++++ MATERIAL SHOWN
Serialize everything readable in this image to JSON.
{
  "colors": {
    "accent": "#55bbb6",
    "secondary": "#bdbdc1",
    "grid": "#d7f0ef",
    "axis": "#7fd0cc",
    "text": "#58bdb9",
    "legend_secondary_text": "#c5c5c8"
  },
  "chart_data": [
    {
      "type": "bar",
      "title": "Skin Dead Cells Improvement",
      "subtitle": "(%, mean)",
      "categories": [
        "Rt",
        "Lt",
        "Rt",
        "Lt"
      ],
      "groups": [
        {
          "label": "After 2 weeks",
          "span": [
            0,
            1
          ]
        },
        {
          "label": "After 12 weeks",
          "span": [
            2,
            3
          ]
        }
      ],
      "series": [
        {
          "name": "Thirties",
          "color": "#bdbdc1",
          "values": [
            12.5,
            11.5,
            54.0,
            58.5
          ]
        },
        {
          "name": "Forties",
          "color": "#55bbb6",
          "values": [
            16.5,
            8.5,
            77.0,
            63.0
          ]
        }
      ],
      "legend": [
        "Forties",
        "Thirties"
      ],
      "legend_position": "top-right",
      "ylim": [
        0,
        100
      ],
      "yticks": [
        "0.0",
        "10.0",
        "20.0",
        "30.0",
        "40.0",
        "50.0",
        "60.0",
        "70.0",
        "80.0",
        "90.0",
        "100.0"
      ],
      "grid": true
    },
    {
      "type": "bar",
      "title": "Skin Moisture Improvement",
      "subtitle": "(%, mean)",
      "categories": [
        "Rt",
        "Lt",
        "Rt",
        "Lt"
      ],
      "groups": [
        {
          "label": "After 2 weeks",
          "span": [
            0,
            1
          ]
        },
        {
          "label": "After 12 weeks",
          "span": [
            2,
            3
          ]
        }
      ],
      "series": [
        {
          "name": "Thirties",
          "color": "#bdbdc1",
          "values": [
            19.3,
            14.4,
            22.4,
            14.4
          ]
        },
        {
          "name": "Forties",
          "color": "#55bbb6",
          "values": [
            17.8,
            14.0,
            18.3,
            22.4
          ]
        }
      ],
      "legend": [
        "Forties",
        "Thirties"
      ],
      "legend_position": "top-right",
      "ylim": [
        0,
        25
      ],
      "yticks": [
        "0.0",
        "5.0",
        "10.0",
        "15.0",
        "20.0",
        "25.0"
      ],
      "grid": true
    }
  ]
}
++++++++
▶ EXERCISE DESCRIPTION:
Every line above that holds the string "Improvement" should be copied into the answer.

▶ OUTPUT OF THE EXERCISE:
      "title": "Skin Dead Cells Improvement",
      "title": "Skin Moisture Improvement",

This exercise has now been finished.